● EXERCISE DETAILS:
Can you retype the part of the listing below that runs from the line with "- sidebar-item-withdrawal-records[interactable]: 提现记录" up to and including the line with "- sports-icon: [343, 29, 375, 61]", character for character and nothing else?

● SUPPLIED RECORDS:
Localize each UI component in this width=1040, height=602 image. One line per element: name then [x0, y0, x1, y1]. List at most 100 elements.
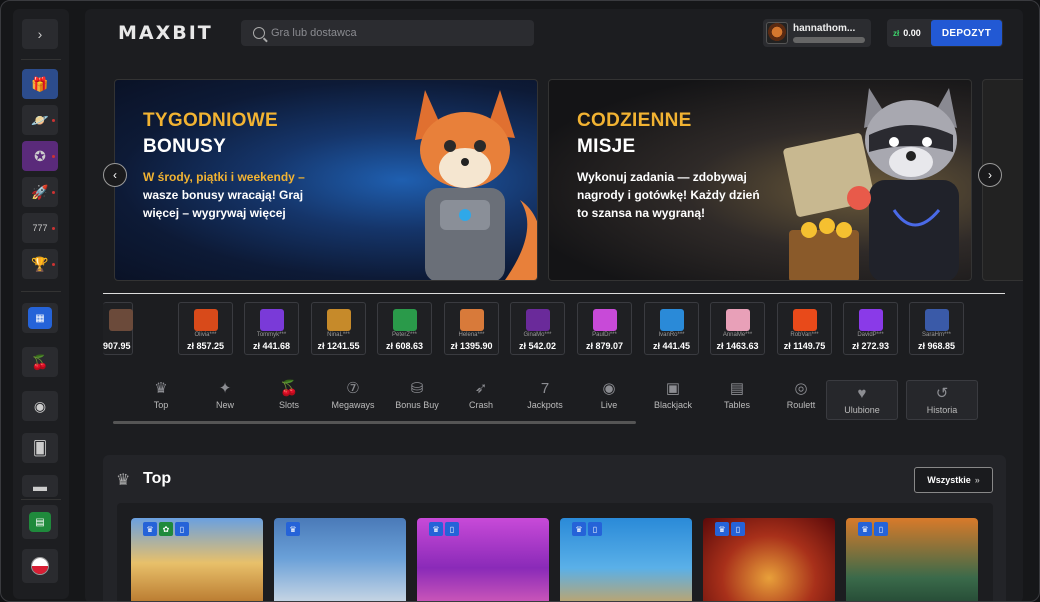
- banner-next-button[interactable]: ›: [978, 163, 1002, 187]
- game-card[interactable]: ♛▯ Sugar Rush: [417, 518, 549, 601]
- tab-crash[interactable]: ➶ Crash: [451, 371, 511, 419]
- sidebar-item-star[interactable]: ✪: [22, 141, 58, 171]
- category-label: Tables: [723, 399, 750, 410]
- category-scrollbar[interactable]: [113, 421, 636, 424]
- sidebar-item-live[interactable]: ◉: [22, 391, 58, 421]
- game-card[interactable]: ♛✿▯ Gates of: [131, 518, 263, 601]
- category-icon: ⑦: [346, 379, 360, 397]
- chevron-right-icon: ›: [37, 26, 43, 42]
- winner-card[interactable]: PaulDi*** zł 879.07: [577, 302, 632, 355]
- sidebar: › 🎁 🪐 ✪ 🚀 777 🏆 ▦ 🍒 ◉ 🂠 ▬ ▤: [13, 9, 69, 599]
- banner-text: Wykonuj zadania — zdobywaj nagrody i got…: [577, 170, 760, 220]
- tab-blackjack[interactable]: ▣ Blackjack: [643, 371, 703, 419]
- crown-badge-icon: ♛: [858, 522, 872, 536]
- app-frame: › 🎁 🪐 ✪ 🚀 777 🏆 ▦ 🍒 ◉ 🂠 ▬ ▤ MAXBIT ha: [0, 0, 1040, 602]
- gift-icon: 🎁: [31, 75, 49, 92]
- winner-card[interactable]: 907.95: [103, 302, 133, 355]
- tab-ulubione[interactable]: ♥ Ulubione: [826, 380, 898, 420]
- mobile-badge-icon: ▯: [445, 522, 459, 536]
- tab-megaways[interactable]: ⑦ Megaways: [323, 371, 383, 419]
- show-all-button[interactable]: Wszystkie »: [914, 467, 993, 493]
- deposit-button[interactable]: DEPOZYT: [931, 20, 1002, 46]
- winner-game-thumbnail: [925, 309, 949, 331]
- category-icon: ✦: [218, 379, 232, 397]
- show-all-label: Wszystkie: [927, 475, 971, 485]
- winner-amount: zł 1463.63: [716, 341, 759, 351]
- winner-game-thumbnail: [793, 309, 817, 331]
- winner-amount: zł 441.68: [252, 341, 291, 351]
- tab-slots[interactable]: 🍒 Slots: [259, 371, 319, 419]
- winner-card[interactable]: DavidP*** zł 272.93: [843, 302, 898, 355]
- chip-icon: ◉: [33, 397, 47, 414]
- winner-card[interactable]: Olivia*** zł 857.25: [178, 302, 233, 355]
- language-selector[interactable]: [22, 549, 58, 583]
- winner-name: NinaL***: [327, 332, 350, 338]
- winner-name: SaraHm***: [921, 332, 951, 338]
- winner-card[interactable]: Tommyk*** zł 441.68: [244, 302, 299, 355]
- winner-card[interactable]: RobVan*** zł 1149.75: [777, 302, 832, 355]
- winner-card[interactable]: PeterZ*** zł 608.63: [377, 302, 432, 355]
- sidebar-item-cards[interactable]: 🂠: [22, 433, 58, 463]
- category-label: New: [215, 399, 234, 410]
- winner-amount: 907.95: [103, 341, 131, 351]
- winner-card[interactable]: Helena*** zł 1395.90: [444, 302, 499, 355]
- category-label: Megaways: [331, 399, 375, 410]
- sidebar-item-777[interactable]: 777: [22, 213, 58, 243]
- winner-game-thumbnail: [726, 309, 750, 331]
- game-card[interactable]: ♛ CHICKEN: [274, 518, 406, 601]
- sidebar-item-trophy[interactable]: 🏆: [22, 249, 58, 279]
- level-progress-bar: [793, 37, 865, 43]
- winner-card[interactable]: SaraHm*** zł 968.85: [909, 302, 964, 355]
- banner-prev-button[interactable]: ‹: [103, 163, 127, 187]
- winner-card[interactable]: NinaL*** zł 1241.55: [311, 302, 366, 355]
- winner-name: Olivia***: [194, 332, 217, 338]
- winner-game-thumbnail: [660, 309, 684, 331]
- promo-banner-daily-missions[interactable]: CODZIENNE MISJE Wykonuj zadania — zdobyw…: [548, 79, 972, 281]
- game-card[interactable]: ♛ ▯: [846, 518, 978, 601]
- category-label: Top: [153, 399, 169, 410]
- banner-title: BONUSY: [143, 136, 227, 157]
- sidebar-item-slots[interactable]: 🍒: [22, 347, 58, 377]
- tab-top[interactable]: ♛ Top: [131, 371, 191, 419]
- game-card[interactable]: ♛ ▯: [560, 518, 692, 601]
- sidebar-item-gifts[interactable]: 🎁: [22, 69, 58, 99]
- main-content: MAXBIT hannathom... zł 0.00 DEPOZYT TYGO…: [85, 9, 1023, 601]
- expand-sidebar-button[interactable]: ›: [22, 19, 58, 49]
- tab-jackpots[interactable]: 7 Jackpots: [515, 371, 575, 419]
- user-profile[interactable]: hannathom...: [763, 19, 871, 47]
- mobile-badge-icon: ▯: [588, 522, 602, 536]
- sidebar-item-rocket[interactable]: 🚀: [22, 177, 58, 207]
- tab-new[interactable]: ✦ New: [195, 371, 255, 419]
- winner-card[interactable]: IvanRo*** zł 441.45: [644, 302, 699, 355]
- logo[interactable]: MAXBIT: [118, 22, 213, 44]
- game-card[interactable]: ♛▯ WILD BUFFALO: [703, 518, 835, 601]
- category-label: Crash: [468, 399, 493, 410]
- search-input[interactable]: [271, 27, 511, 39]
- winner-game-thumbnail: [194, 309, 218, 331]
- winner-amount: zł 1395.90: [450, 341, 493, 351]
- top-bar: MAXBIT hannathom... zł 0.00 DEPOZYT: [85, 9, 1023, 57]
- sidebar-item-planet[interactable]: 🪐: [22, 105, 58, 135]
- winner-name: DavidP***: [857, 332, 884, 338]
- winner-game-thumbnail: [109, 309, 133, 331]
- winner-card[interactable]: GinaMo*** zł 542.02: [510, 302, 565, 355]
- tab-live[interactable]: ◉ Live: [579, 371, 639, 419]
- category-icon: ◉: [602, 379, 616, 397]
- winner-amount: zł 272.93: [851, 341, 890, 351]
- sidebar-item-table[interactable]: ▬: [22, 475, 58, 497]
- poland-flag-icon: [31, 557, 49, 575]
- tab-tables[interactable]: ▤ Tables: [707, 371, 767, 419]
- sidebar-item-all-games[interactable]: ▦: [22, 303, 58, 333]
- tab-bonus-buy[interactable]: ⛁ Bonus Buy: [387, 371, 447, 419]
- crown-badge-icon: ♛: [715, 522, 729, 536]
- category-icon: 🍒: [279, 379, 299, 397]
- tab-roulett[interactable]: ◎ Roulett: [771, 371, 831, 419]
- search-icon: [253, 27, 265, 39]
- search-box[interactable]: [241, 20, 534, 46]
- leaf-badge-icon: ✿: [159, 522, 173, 536]
- promo-banner-weekly-bonus[interactable]: TYGODNIOWE BONUSY W środy, piątki i week…: [114, 79, 538, 281]
- crown-icon: ♛: [116, 472, 131, 489]
- winner-card[interactable]: AnnaMe*** zł 1463.63: [710, 302, 765, 355]
- sidebar-item-chat[interactable]: ▤: [22, 505, 58, 539]
- tab-historia[interactable]: ↺ Historia: [906, 380, 978, 420]
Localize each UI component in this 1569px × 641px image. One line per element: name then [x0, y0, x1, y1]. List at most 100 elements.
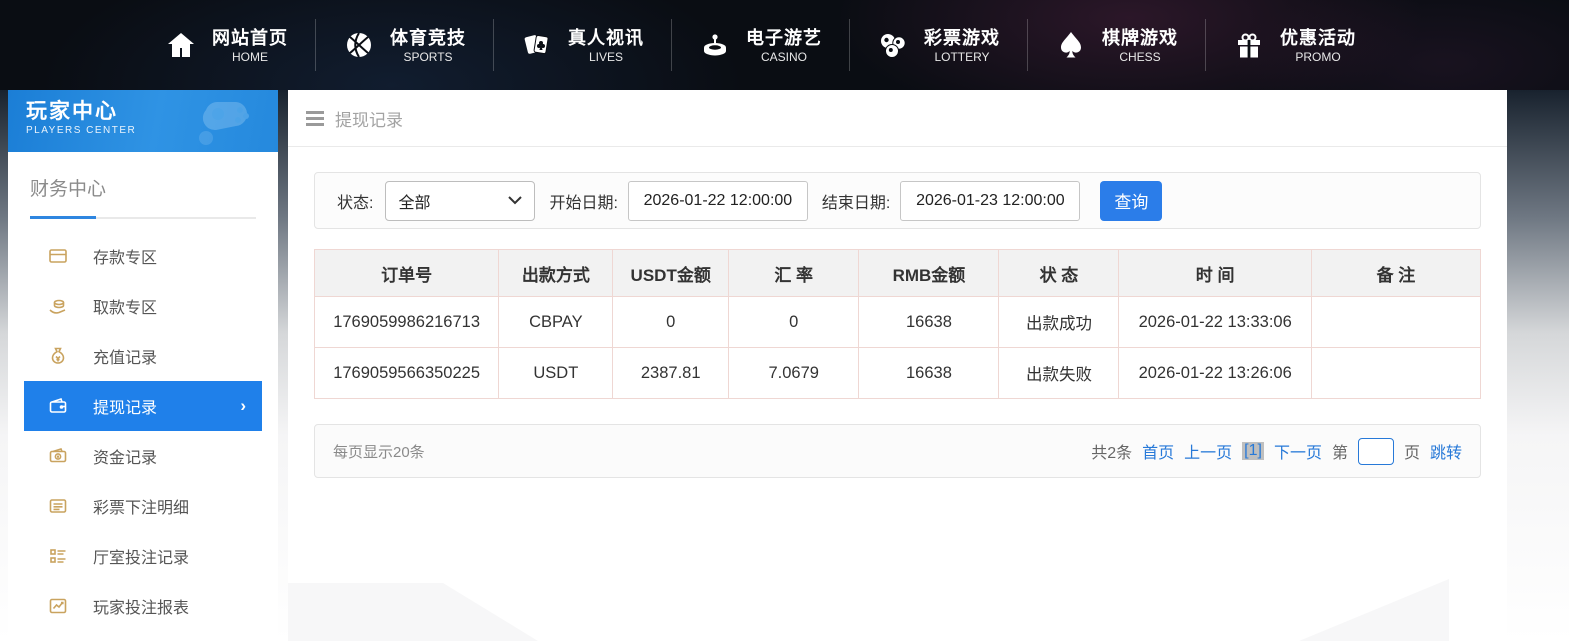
- sidebar-item-withdrawal-records[interactable]: 提现记录 ›: [24, 381, 262, 431]
- query-button[interactable]: 查询: [1100, 181, 1162, 221]
- cell-time: 2026-01-22 13:26:06: [1119, 348, 1311, 399]
- nav-item-lottery[interactable]: 彩票游戏LOTTERY: [849, 19, 1027, 71]
- pagination-controls: 共2条 首页 上一页 [1] 下一页 第 页 跳转: [1091, 438, 1462, 465]
- jump-button[interactable]: 跳转: [1430, 439, 1462, 463]
- nav-label-zh: 优惠活动: [1280, 26, 1356, 50]
- status-select[interactable]: 全部: [385, 181, 535, 221]
- cell-payout-method: CBPAY: [499, 297, 613, 348]
- table-row: 1769059986216713 CBPAY 0 0 16638 出款成功 20…: [315, 297, 1481, 348]
- col-header-status: 状 态: [999, 250, 1119, 297]
- col-header-usdt-amount: USDT金额: [613, 250, 728, 297]
- col-header-time: 时 间: [1119, 250, 1311, 297]
- nav-label-zh: 网站首页: [212, 26, 288, 50]
- current-page-indicator: [1]: [1242, 442, 1264, 460]
- main-panel: 提现记录 状态: 全部 开始日期: 结束日期: 查询 订单号: [288, 90, 1507, 641]
- breadcrumb: 提现记录: [288, 90, 1507, 147]
- nav-item-promo[interactable]: 优惠活动PROMO: [1205, 19, 1383, 71]
- lottery-balls-icon: [877, 29, 909, 61]
- nav-label-en: SPORTS: [403, 50, 452, 65]
- sidebar-item-recharge-records[interactable]: 充值记录: [24, 331, 262, 381]
- jump-suffix: 页: [1404, 439, 1420, 463]
- total-count: 共2条: [1091, 439, 1132, 463]
- sidebar-item-label: 充值记录: [93, 344, 157, 368]
- sidebar-item-label: 玩家投注报表: [93, 594, 189, 618]
- cell-remark: [1311, 297, 1480, 348]
- gift-icon: [1233, 29, 1265, 61]
- gamepad-icon: [192, 96, 264, 146]
- col-header-remark: 备 注: [1311, 250, 1480, 297]
- jump-prefix: 第: [1332, 439, 1348, 463]
- cell-rate: 0: [728, 297, 859, 348]
- col-header-rmb-amount: RMB金额: [859, 250, 999, 297]
- cell-remark: [1311, 348, 1480, 399]
- nav-item-home[interactable]: 网站首页HOME: [138, 19, 315, 71]
- nav-item-chess[interactable]: 棋牌游戏CHESS: [1027, 19, 1205, 71]
- sports-icon: [343, 29, 375, 61]
- nav-label-zh: 真人视讯: [568, 26, 644, 50]
- prev-page-link[interactable]: 上一页: [1184, 439, 1232, 463]
- menu-toggle-icon[interactable]: [306, 111, 324, 126]
- content-area: 状态: 全部 开始日期: 结束日期: 查询 订单号 出款方式 USDT金额: [288, 147, 1507, 478]
- col-header-rate: 汇 率: [728, 250, 859, 297]
- next-page-link[interactable]: 下一页: [1274, 439, 1322, 463]
- sidebar-item-label: 存款专区: [93, 244, 157, 268]
- sidebar-item-withdraw-zone[interactable]: 取款专区: [24, 281, 262, 331]
- first-page-link[interactable]: 首页: [1142, 439, 1174, 463]
- nav-label-zh: 电子游艺: [746, 26, 822, 50]
- sidebar-item-label: 彩票下注明细: [93, 494, 189, 518]
- hand-money-icon: [48, 296, 68, 316]
- sidebar-item-lottery-bet-details[interactable]: 彩票下注明细: [24, 481, 262, 531]
- cell-status: 出款成功: [999, 297, 1119, 348]
- cell-usdt-amount: 0: [613, 297, 728, 348]
- table-header-row: 订单号 出款方式 USDT金额 汇 率 RMB金额 状 态 时 间 备 注: [315, 250, 1481, 297]
- finance-center-section: 财务中心: [8, 152, 278, 201]
- start-date-input[interactable]: [628, 181, 808, 221]
- sidebar-item-deposit-zone[interactable]: 存款专区: [24, 231, 262, 281]
- deposit-icon: [48, 246, 68, 266]
- filter-bar: 状态: 全部 开始日期: 结束日期: 查询: [314, 172, 1481, 229]
- sidebar-item-funds-records[interactable]: 资金记录: [24, 431, 262, 481]
- cell-rmb-amount: 16638: [859, 348, 999, 399]
- nav-item-casino[interactable]: 电子游艺CASINO: [671, 19, 849, 71]
- nav-label-en: CHESS: [1119, 50, 1160, 65]
- table-row: 1769059566350225 USDT 2387.81 7.0679 166…: [315, 348, 1481, 399]
- report-chart-icon: [48, 596, 68, 616]
- page-jump-input[interactable]: [1358, 438, 1394, 465]
- pagination-bar: 每页显示20条 共2条 首页 上一页 [1] 下一页 第 页 跳转: [314, 424, 1481, 478]
- sidebar-item-label: 提现记录: [93, 394, 157, 418]
- funds-icon: [48, 446, 68, 466]
- col-header-payout-method: 出款方式: [499, 250, 613, 297]
- sidebar-item-player-bet-report[interactable]: 玩家投注报表: [24, 581, 262, 631]
- status-label: 状态:: [337, 189, 373, 213]
- nav-label-zh: 彩票游戏: [924, 26, 1000, 50]
- top-navigation: 网站首页HOME 体育竞技SPORTS 真人视讯LIVES 电子游艺CASINO…: [0, 0, 1569, 90]
- checklist-icon: [48, 546, 68, 566]
- cell-usdt-amount: 2387.81: [613, 348, 728, 399]
- nav-item-lives[interactable]: 真人视讯LIVES: [493, 19, 671, 71]
- list-lines-icon: [48, 496, 68, 516]
- nav-label-en: CASINO: [761, 50, 807, 65]
- home-icon: [165, 29, 197, 61]
- page-title: 提现记录: [335, 106, 403, 131]
- nav-item-sports[interactable]: 体育竞技SPORTS: [315, 19, 493, 71]
- start-date-label: 开始日期:: [549, 189, 617, 213]
- withdrawal-records-table: 订单号 出款方式 USDT金额 汇 率 RMB金额 状 态 时 间 备 注 17…: [314, 249, 1481, 399]
- sidebar-item-hall-bet-records[interactable]: 厅室投注记录: [24, 531, 262, 581]
- cards-icon: [521, 29, 553, 61]
- sidebar-item-label: 取款专区: [93, 294, 157, 318]
- end-date-input[interactable]: [900, 181, 1080, 221]
- nav-label-en: HOME: [232, 50, 268, 65]
- sidebar-header: 玩家中心 PLAYERS CENTER: [8, 90, 278, 152]
- cell-rmb-amount: 16638: [859, 297, 999, 348]
- wallet-icon: [48, 396, 68, 416]
- sidebar-menu: 存款专区 取款专区 充值记录 提现记录 › 资金记录 彩票下注明细 厅室投注记录: [8, 231, 278, 631]
- nav-label-en: PROMO: [1295, 50, 1340, 65]
- section-divider: [30, 217, 256, 219]
- chevron-right-icon: ›: [240, 396, 246, 416]
- nav-label-en: LIVES: [589, 50, 623, 65]
- sidebar: 玩家中心 PLAYERS CENTER 财务中心 存款专区 取款专区 充值记录 …: [8, 90, 278, 641]
- sidebar-item-label: 资金记录: [93, 444, 157, 468]
- col-header-order-no: 订单号: [315, 250, 499, 297]
- cell-time: 2026-01-22 13:33:06: [1119, 297, 1311, 348]
- end-date-label: 结束日期:: [822, 189, 890, 213]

● WRITTEN ANSWER:
- sidebar-item-withdrawal-records[interactable]: 提现记录 ›: [24, 381, 262, 431]
- query-button[interactable]: 查询: [1100, 181, 1162, 221]
- cell-time: 2026-01-22 13:26:06: [1119, 348, 1311, 399]
- nav-item-lottery[interactable]: 彩票游戏LOTTERY: [849, 19, 1027, 71]
- pagination-controls: 共2条 首页 上一页 [1] 下一页 第 页 跳转: [1091, 438, 1462, 465]
- jump-button[interactable]: 跳转: [1430, 439, 1462, 463]
- nav-label-zh: 优惠活动: [1280, 26, 1356, 50]
- status-select[interactable]: 全部: [385, 181, 535, 221]
- cell-payout-method: CBPAY: [499, 297, 613, 348]
- table-row: 1769059986216713 CBPAY 0 0 16638 出款成功 20…: [315, 297, 1481, 348]
- col-header-status: 状 态: [999, 250, 1119, 297]
- col-header-usdt-amount: USDT金额: [613, 250, 728, 297]
- col-header-time: 时 间: [1119, 250, 1311, 297]
- nav-label-zh: 网站首页: [212, 26, 288, 50]
- current-page-indicator: [1]: [1242, 442, 1264, 460]
- main-panel: 提现记录 状态: 全部 开始日期: 结束日期: 查询 订单号: [288, 90, 1507, 641]
- breadcrumb: 提现记录: [288, 90, 1507, 147]
- nav-item-promo[interactable]: 优惠活动PROMO: [1205, 19, 1383, 71]
- lottery-balls-icon: [877, 29, 909, 61]
- nav-label-en: SPORTS: [403, 50, 452, 65]
- sidebar-item-recharge-records[interactable]: 充值记录: [24, 331, 262, 381]
- jump-suffix: 页: [1404, 439, 1420, 463]
- total-count: 共2条: [1091, 439, 1132, 463]
- sidebar-item-label: 充值记录: [93, 344, 157, 368]
- sidebar-item-label: 玩家投注报表: [93, 594, 189, 618]
- cell-remark: [1311, 297, 1480, 348]
- gift-icon: [1233, 29, 1265, 61]
- gamepad-icon: [192, 96, 264, 146]
- col-header-remark: 备 注: [1311, 250, 1480, 297]
- jump-prefix: 第: [1332, 439, 1348, 463]
- cell-rate: 0: [728, 297, 859, 348]
- col-header-rmb-amount: RMB金额: [859, 250, 999, 297]
- cell-remark: [1311, 348, 1480, 399]
- nav-item-home[interactable]: 网站首页HOME: [138, 19, 315, 71]
- nav-item-chess[interactable]: 棋牌游戏CHESS: [1027, 19, 1205, 71]
- sports-icon: [343, 29, 375, 61]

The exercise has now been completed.